::: RECORDS SUPPLIED
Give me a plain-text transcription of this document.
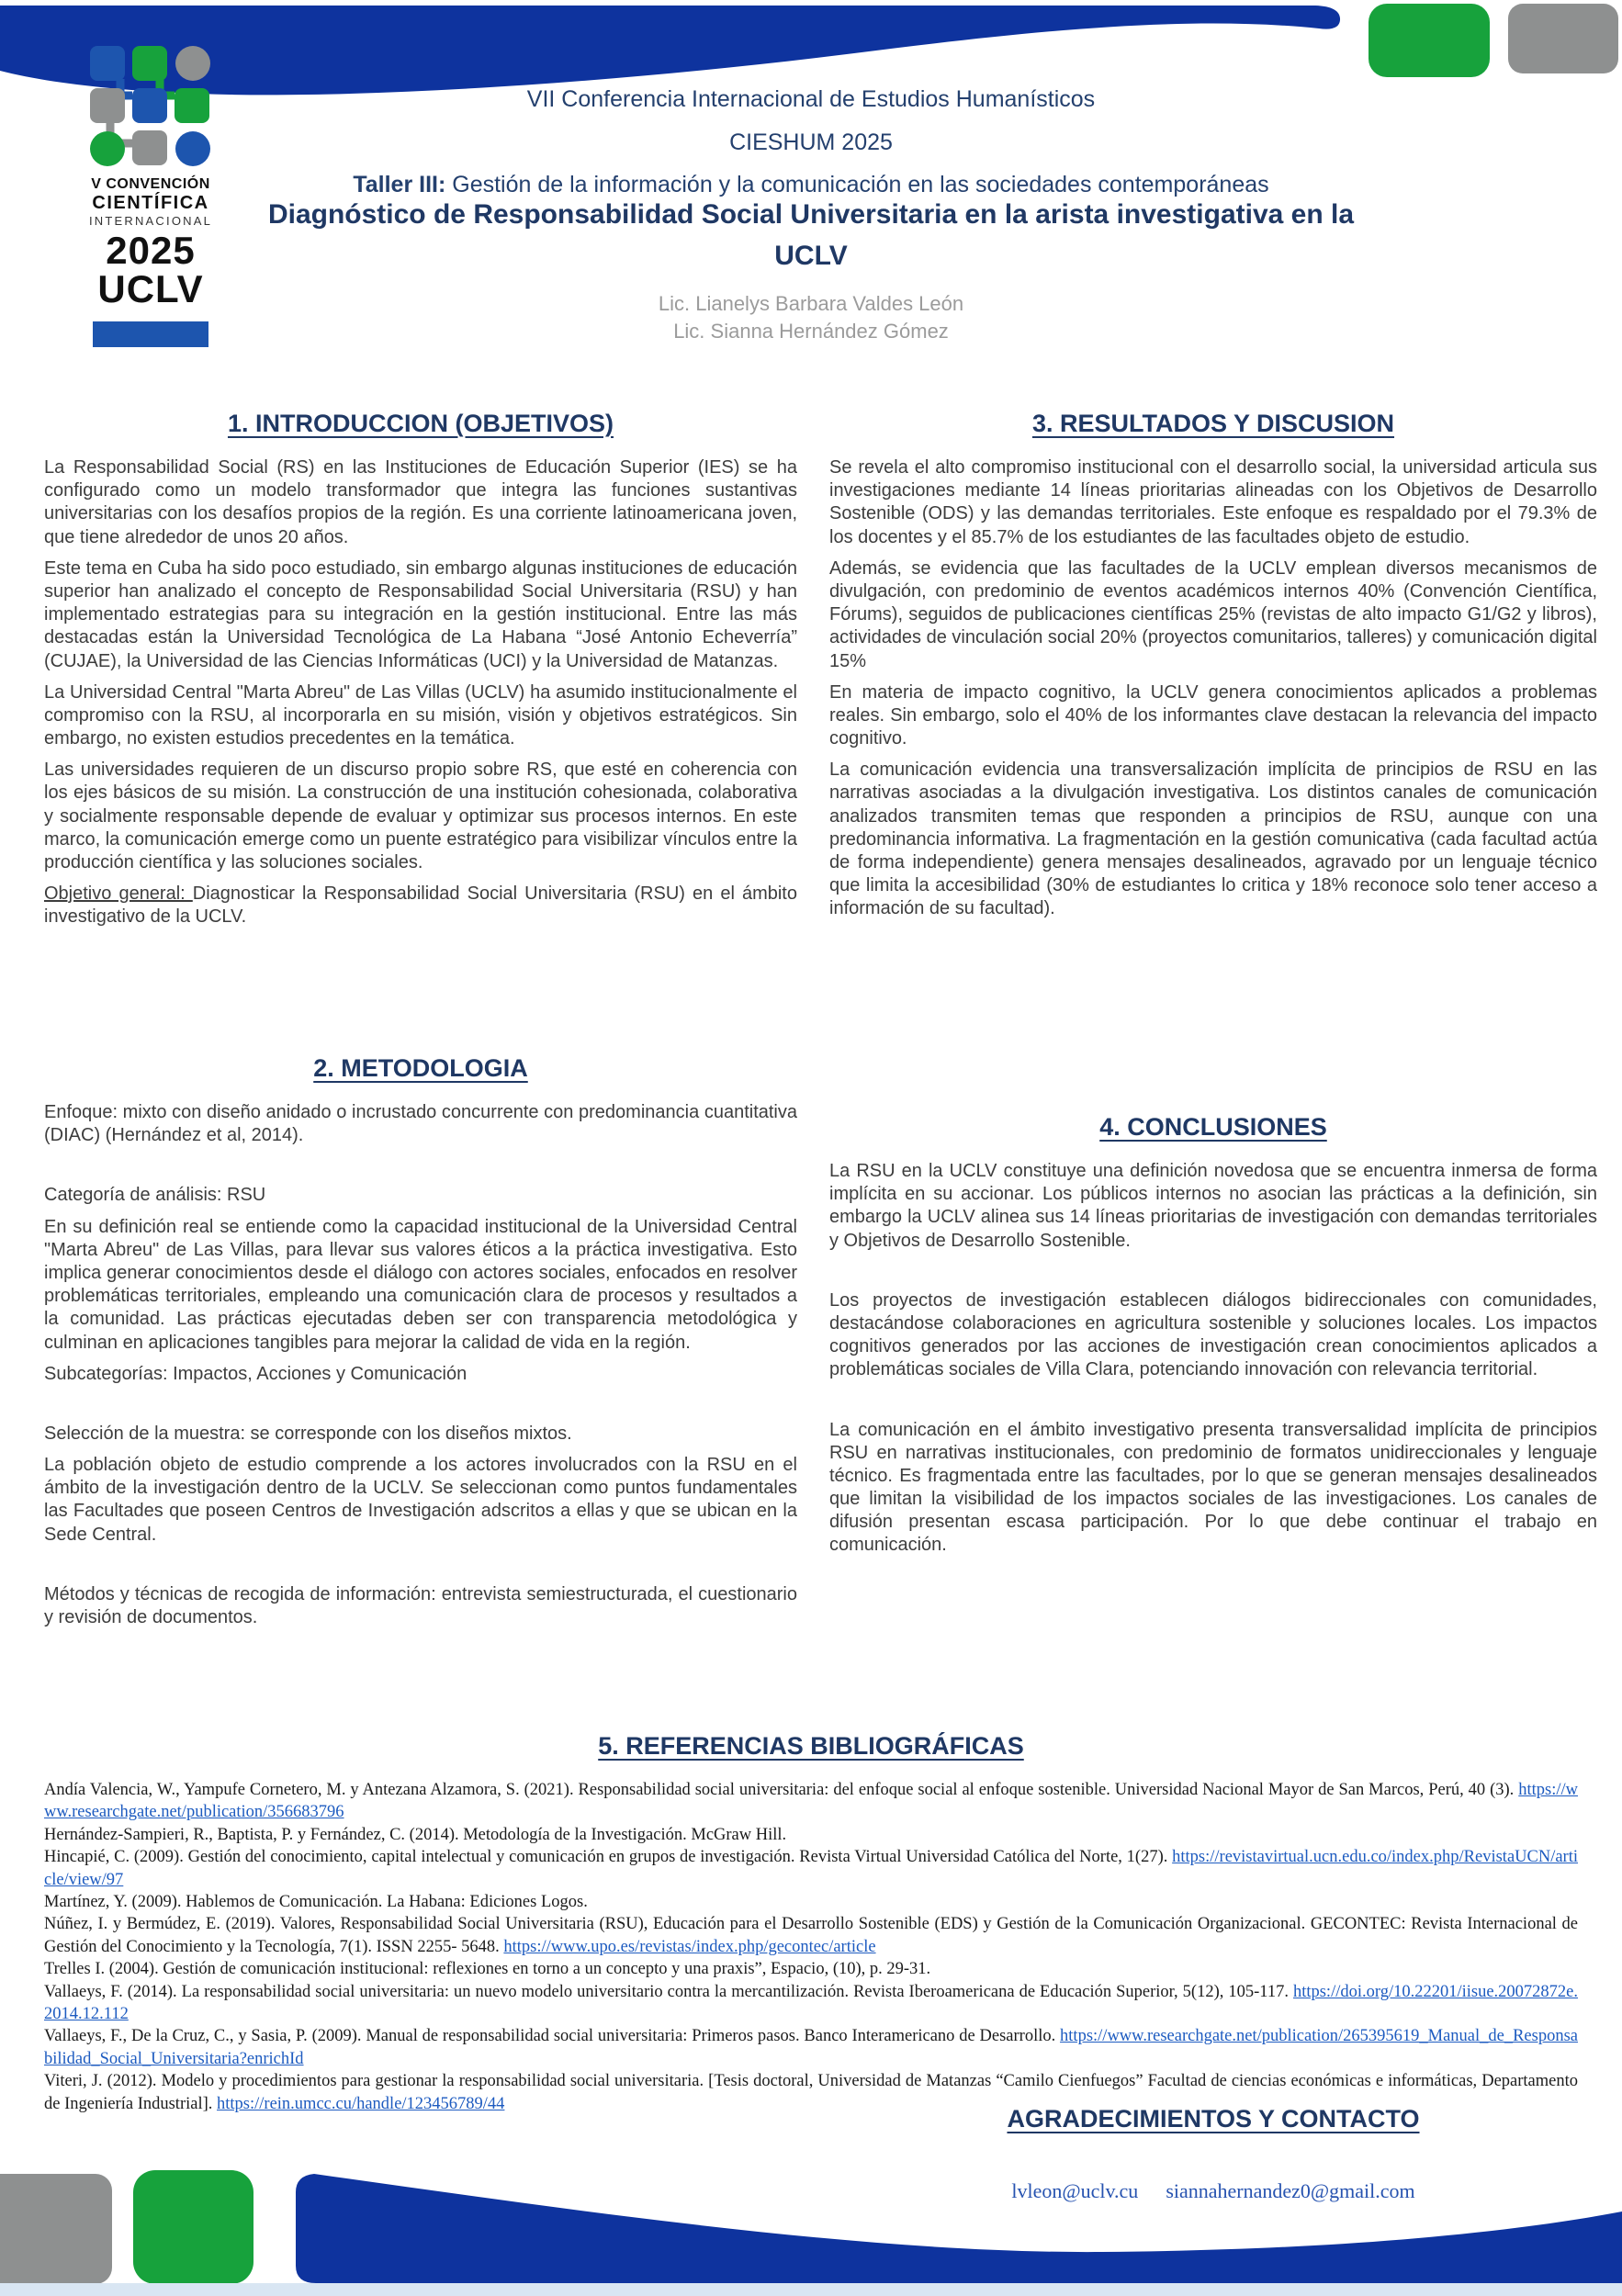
V CONVENCIÓN
CIENTÍFICA
INTERNACIONAL
2025
UCLV
VII Conferencia Internacional de Estudios Humanísticos
CIESHUM 2025
Taller III: Gestión de la información y la comunicación en las sociedades contemporáneas
Diagnóstico de Responsabilidad Social Universitaria en la arista investigativa en la
UCLV
Lic. Lianelys Barbara Valdes León
Lic. Sianna Hernández Gómez
1. INTRODUCCION (OBJETIVOS)

La Responsabilidad Social (RS) en las Instituciones de Educación Superior (IES) se ha configurado como un modelo transformador que integra las funciones sustantivas universitarias con los desafíos propios de la región. Es una corriente latinoamericana joven, que tiene alrededor de unos 20 años.

Este tema en Cuba ha sido poco estudiado, sin embargo algunas instituciones de educación superior han analizado el concepto de Responsabilidad Social Universitaria (RSU) y han implementado estrategias para su integración en la gestión institucional. Entre las más destacadas están la Universidad Tecnológica de La Habana “José Antonio Echeverría” (CUJAE), la Universidad de las Ciencias Informáticas (UCI) y la Universidad de Matanzas.

La Universidad Central "Marta Abreu" de Las Villas (UCLV) ha asumido institucionalmente el compromiso con la RSU, al incorporarla en su misión, visión y objetivos estratégicos. Sin embargo, no existen estudios precedentes en la temática.

Las universidades requieren de un discurso propio sobre RS, que esté en coherencia con los ejes básicos de su misión. La construcción de una institución cohesionada, colaborativa y socialmente responsable depende de evaluar y optimizar sus procesos internos. En este marco, la comunicación emerge como un puente estratégico para visibilizar vínculos entre la producción científica y las soluciones sociales.

Objetivo general: Diagnosticar la Responsabilidad Social Universitaria (RSU) en el ámbito investigativo de la UCLV.

3. RESULTADOS Y DISCUSION

Se revela el alto compromiso institucional con el desarrollo social, la universidad articula sus investigaciones mediante 14 líneas prioritarias alineadas con los Objetivos de Desarrollo Sostenible (ODS) y las demandas territoriales. Este enfoque es respaldado por el 79.3% de los docentes y el 85.7% de los estudiantes de las facultades objeto de estudio.

Además, se evidencia que las facultades de la UCLV emplean diversos mecanismos de divulgación, con predominio de eventos académicos internos 40% (Convención Científica, Fórums), seguidos de publicaciones científicas 25% (revistas de alto impacto G1/G2 y libros), actividades de vinculación social 20% (proyectos comunitarios, talleres) y comunicación digital 15%

En materia de impacto cognitivo, la UCLV genera conocimientos aplicados a problemas reales. Sin embargo, solo el 40% de los informantes clave destacan la relevancia del impacto cognitivo.

La comunicación evidencia una transversalización implícita de principios de RSU en las narrativas asociadas a la divulgación investigativa. Los distintos canales de comunicación analizados transmiten temas que responden a principios de RSU, aunque con una predominancia informativa. La fragmentación en la gestión comunicativa (cada facultad actúa de forma independiente) genera mensajes desalineados, agravado por un lenguaje técnico que limita la accesibilidad (30% de estudiantes lo critica y 18% reconoce solo tener acceso a información de su facultad).

2. METODOLOGIA

Enfoque: mixto con diseño anidado o incrustado concurrente con predominancia cuantitativa (DIAC) (Hernández et al, 2014).

Categoría de análisis: RSU

En su definición real se entiende como la capacidad institucional de la Universidad Central "Marta Abreu" de Las Villas, para llevar sus valores éticos a la práctica investigativa. Esto implica generar conocimientos desde el diálogo con actores sociales, enfocados en resolver problemáticas territoriales, empleando una comunicación clara de procesos y resultados a la comunidad. Las prácticas ejecutadas deben ser con transparencia metodológica y culminan en aplicaciones tangibles para mejorar la calidad de vida en la región.

Subcategorías: Impactos, Acciones y Comunicación

Selección de la muestra: se corresponde con los diseños mixtos.

La población objeto de estudio comprende a los actores involucrados con la RSU en el ámbito de la investigación dentro de la UCLV. Se seleccionan como puntos fundamentales las Facultades que poseen Centros de Investigación adscritos a ellas y que se ubican en la Sede Central.

Métodos y técnicas de recogida de información: entrevista semiestructurada, el cuestionario y revisión de documentos.

4. CONCLUSIONES

La RSU en la UCLV constituye una definición novedosa que se encuentra inmersa de forma implícita en su accionar. Los públicos internos no asocian las prácticas a la definición, sin embargo la UCLV alinea sus 14 líneas prioritarias de investigación con demandas territoriales y Objetivos de Desarrollo Sostenible.

Los proyectos de investigación establecen diálogos bidireccionales con comunidades, destacándose colaboraciones en agricultura sostenible y soluciones locales. Los impactos cognitivos generados por las acciones de investigación crean conocimientos aplicados a problemáticas sociales de Villa Clara, potenciando innovación con relevancia territorial.

La comunicación en el ámbito investigativo presenta transversalidad implícita de principios RSU en narrativas institucionales, con predominio de formatos unidireccionales y lenguaje técnico. Es fragmentada entre las facultades, por lo que se generan mensajes desalineados que limitan la visibilidad de los impactos sociales de las investigaciones. Los canales de difusión presentan escasa participación. Por lo que debe continuar el trabajo en comunicación.

5. REFERENCIAS BIBLIOGRÁFICAS

Andía Valencia, W., Yampufe Cornetero, M. y Antezana Alzamora, S. (2021). Responsabilidad social universitaria: del enfoque social al enfoque sostenible. Universidad Nacional Mayor de San Marcos, Perú, 40 (3). https://www.researchgate.net/publication/356683796

Hernández-Sampieri, R., Baptista, P. y Fernández, C. (2014). Metodología de la Investigación. McGraw Hill.

Hincapié, C. (2009). Gestión del conocimiento, capital intelectual y comunicación en grupos de investigación. Revista Virtual Universidad Católica del Norte, 1(27). https://revistavirtual.ucn.edu.co/index.php/RevistaUCN/article/view/97

Martínez, Y. (2009). Hablemos de Comunicación. La Habana: Ediciones Logos.

Núñez, I. y Bermúdez, E. (2019). Valores, Responsabilidad Social Universitaria (RSU), Educación para el Desarrollo Sostenible (EDS) y Gestión de la Comunicación Organizacional. GECONTEC: Revista Internacional de Gestión del Conocimiento y la Tecnología, 7(1). ISSN 2255- 5648. https://www.upo.es/revistas/index.php/gecontec/article

Trelles I. (2004). Gestión de comunicación institucional: reflexiones en torno a un concepto y una praxis”, Espacio, (10), p. 29-31.

Vallaeys, F. (2014). La responsabilidad social universitaria: un nuevo modelo universitario contra la mercantilización. Revista Iberoamericana de Educación Superior, 5(12), 105-117. https://doi.org/10.22201/iisue.20072872e.2014.12.112

Vallaeys, F., De la Cruz, C., y Sasia, P. (2009). Manual de responsabilidad social universitaria: Primeros pasos. Banco Interamericano de Desarrollo. https://www.researchgate.net/publication/265395619_Manual_de_Responsabilidad_Social_Universitaria?enrichId

Viteri, J. (2012). Modelo y procedimientos para gestionar la responsabilidad social universitaria. [Tesis doctoral, Universidad de Matanzas “Camilo Cienfuegos” Facultad de ciencias económicas e informáticas, Departamento de Ingeniería Industrial]. https://rein.umcc.cu/handle/123456789/44

AGRADECIMIENTOS Y CONTACTO
lvleon@uclv.cu siannahernandez0@gmail.com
::::::
From the listing, copy each line containing the word "Hernández".

▸ THE RESPONSE
Lic. Sianna Hernández Gómez
Enfoque: mixto con diseño anidado o incrustado concurrente con predominancia cuantitativa (DIAC) (Hernández et al, 2014).
Hernández-Sampieri, R., Baptista, P. y Fernández, C. (2014). Metodología de la Investigación. McGraw Hill.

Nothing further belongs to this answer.